──────── Source text ────────
A row migrates when the data is updated and there is no free space left in the data block to store the new data values. Oracle puts the row into a new block, but it does not update the indexes to point to the new block. Instead, it puts a forwarding pointer into the original block. Therefore, to read the data from a migrated row requires visits to two blocks. When retrieving data into the buffer cache your process need to update two buffer blocks, and must acquire the buffer chains latch twice. Row migration causes poor performance because Oracle must do twice as much work.

There are two factors that come together to cause row migration:
  • A process inserts a row, and then subsequently updates columns on that row, often from null to not null values, but sometimes with just more data. In my case, the application was storing XML structures in a clob (and most of the clobs were small enough to be stored in-line with the rest of the row).
  • There is insufficient free space left in the data blocks to allow for the subsequent updates to be stored in the original data block.
────────
Complete the following »
1. In the row migration passage, what does Oracle place in the original block when a row migrates?
2. Write the next part of the row migration passage, picking up directly after its final sentence.
──────── Information given ────────
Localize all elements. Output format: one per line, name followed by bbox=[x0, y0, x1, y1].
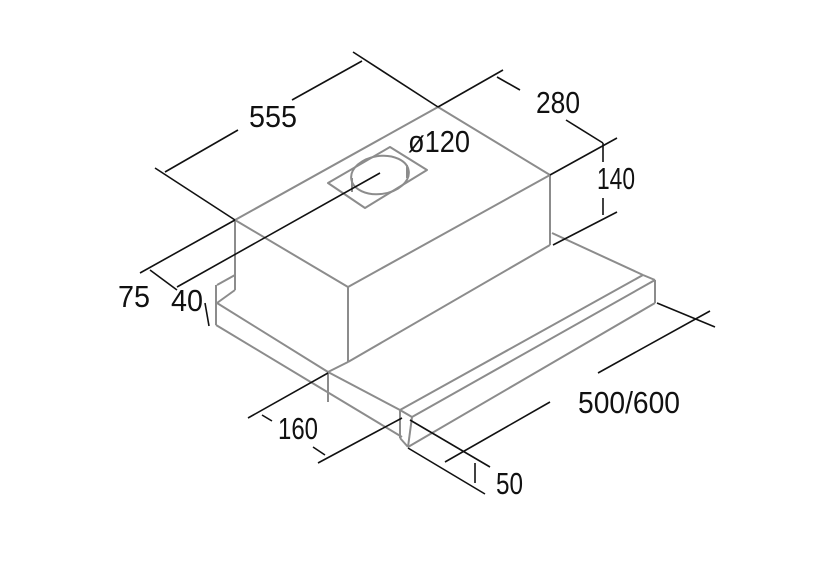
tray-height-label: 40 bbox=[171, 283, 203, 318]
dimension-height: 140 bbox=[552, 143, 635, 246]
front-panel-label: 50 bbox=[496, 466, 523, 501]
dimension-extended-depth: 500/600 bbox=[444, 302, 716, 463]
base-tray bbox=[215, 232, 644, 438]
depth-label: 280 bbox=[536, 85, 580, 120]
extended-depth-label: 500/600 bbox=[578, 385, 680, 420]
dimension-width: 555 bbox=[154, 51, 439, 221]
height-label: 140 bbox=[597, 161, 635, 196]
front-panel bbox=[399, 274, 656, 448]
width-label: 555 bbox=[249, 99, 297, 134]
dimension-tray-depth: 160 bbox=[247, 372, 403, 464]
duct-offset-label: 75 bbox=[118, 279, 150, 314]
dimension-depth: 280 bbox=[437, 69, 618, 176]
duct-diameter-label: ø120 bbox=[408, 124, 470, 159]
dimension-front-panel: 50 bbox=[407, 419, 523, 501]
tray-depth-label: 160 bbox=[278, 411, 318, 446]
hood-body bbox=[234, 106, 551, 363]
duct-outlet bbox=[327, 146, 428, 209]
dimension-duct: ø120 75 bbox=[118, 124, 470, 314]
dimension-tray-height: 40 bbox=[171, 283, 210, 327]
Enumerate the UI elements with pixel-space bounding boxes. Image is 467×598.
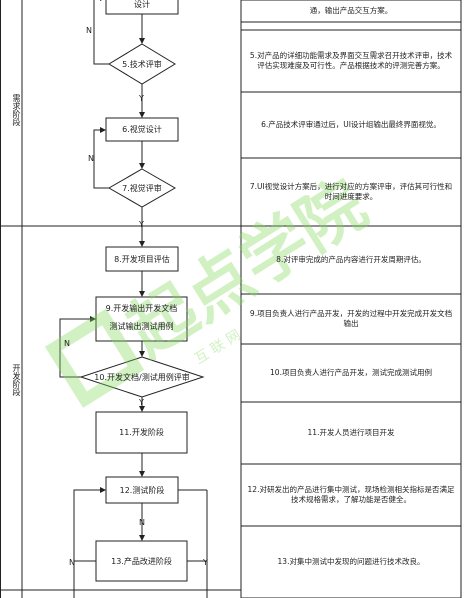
────────
Answers to the exercise »
1. A forwarding pointer.

2.
In this particular case, I was dealing with a third-party packaged application. So there was no possibility to change the way the application inserts and updats the data. However, we could and did rebuild the object to eliminate migration of existing rows and set a realistic PCTFREE to reserve free space for future rows.

AWR Wait, magnifiedThis chart shows the same data as the first one, except that I have changed the scale on the y-axis. The tables with the worst row migration were reorganised on the Tuesday night and the system ran on Wednesday under a normal load without any problem.

Contention on the buffer cache chains latch fell to trivial levels, just 408 seconds in 24 hours. Interestingly, the amount of db file sequential read also fell by 70%. This is due to better cache efficiency. Since eliminating much of the row migration, fewer blocks need to be loaded into cache, and so blocks stay in the buffer cache for longer.

This is a real-life example of:
  • why it is important, sometimes critically so, to set physical attributes on tables properly;
  • why it is necessary to understand how your application is updating the database;
  • and what are the potential implications of not doing so!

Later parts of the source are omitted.